Exercise: Print the listing below in its entirety, character for character.

Dataset rows about figures
(begin)

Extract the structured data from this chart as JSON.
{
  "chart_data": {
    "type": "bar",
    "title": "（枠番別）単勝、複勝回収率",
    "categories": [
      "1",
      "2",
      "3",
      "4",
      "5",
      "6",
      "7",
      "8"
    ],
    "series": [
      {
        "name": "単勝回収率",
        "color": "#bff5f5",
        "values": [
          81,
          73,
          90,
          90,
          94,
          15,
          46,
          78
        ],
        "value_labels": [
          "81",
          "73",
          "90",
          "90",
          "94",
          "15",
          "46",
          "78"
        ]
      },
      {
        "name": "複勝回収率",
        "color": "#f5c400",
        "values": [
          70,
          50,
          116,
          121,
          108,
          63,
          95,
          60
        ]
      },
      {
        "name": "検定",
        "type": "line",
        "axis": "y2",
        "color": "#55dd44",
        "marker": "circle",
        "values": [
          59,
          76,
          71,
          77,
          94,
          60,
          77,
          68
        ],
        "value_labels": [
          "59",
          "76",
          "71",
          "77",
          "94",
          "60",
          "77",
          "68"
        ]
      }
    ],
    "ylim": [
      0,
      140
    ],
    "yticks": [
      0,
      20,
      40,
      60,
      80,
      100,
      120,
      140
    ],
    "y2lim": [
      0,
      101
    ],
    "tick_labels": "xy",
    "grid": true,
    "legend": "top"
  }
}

(end)

Full answer:
Extract the structured data from this chart as JSON.
{
  "chart_data": {
    "type": "bar",
    "title": "（枠番別）単勝、複勝回収率",
    "categories": [
      "1",
      "2",
      "3",
      "4",
      "5",
      "6",
      "7",
      "8"
    ],
    "series": [
      {
        "name": "単勝回収率",
        "color": "#bff5f5",
        "values": [
          81,
          73,
          90,
          90,
          94,
          15,
          46,
          78
        ],
        "value_labels": [
          "81",
          "73",
          "90",
          "90",
          "94",
          "15",
          "46",
          "78"
        ]
      },
      {
        "name": "複勝回収率",
        "color": "#f5c400",
        "values": [
          70,
          50,
          116,
          121,
          108,
          63,
          95,
          60
        ]
      },
      {
        "name": "検定",
        "type": "line",
        "axis": "y2",
        "color": "#55dd44",
        "marker": "circle",
        "values": [
          59,
          76,
          71,
          77,
          94,
          60,
          77,
          68
        ],
        "value_labels": [
          "59",
          "76",
          "71",
          "77",
          "94",
          "60",
          "77",
          "68"
        ]
      }
    ],
    "ylim": [
      0,
      140
    ],
    "yticks": [
      0,
      20,
      40,
      60,
      80,
      100,
      120,
      140
    ],
    "y2lim": [
      0,
      101
    ],
    "tick_labels": "xy",
    "grid": true,
    "legend": "top"
  }
}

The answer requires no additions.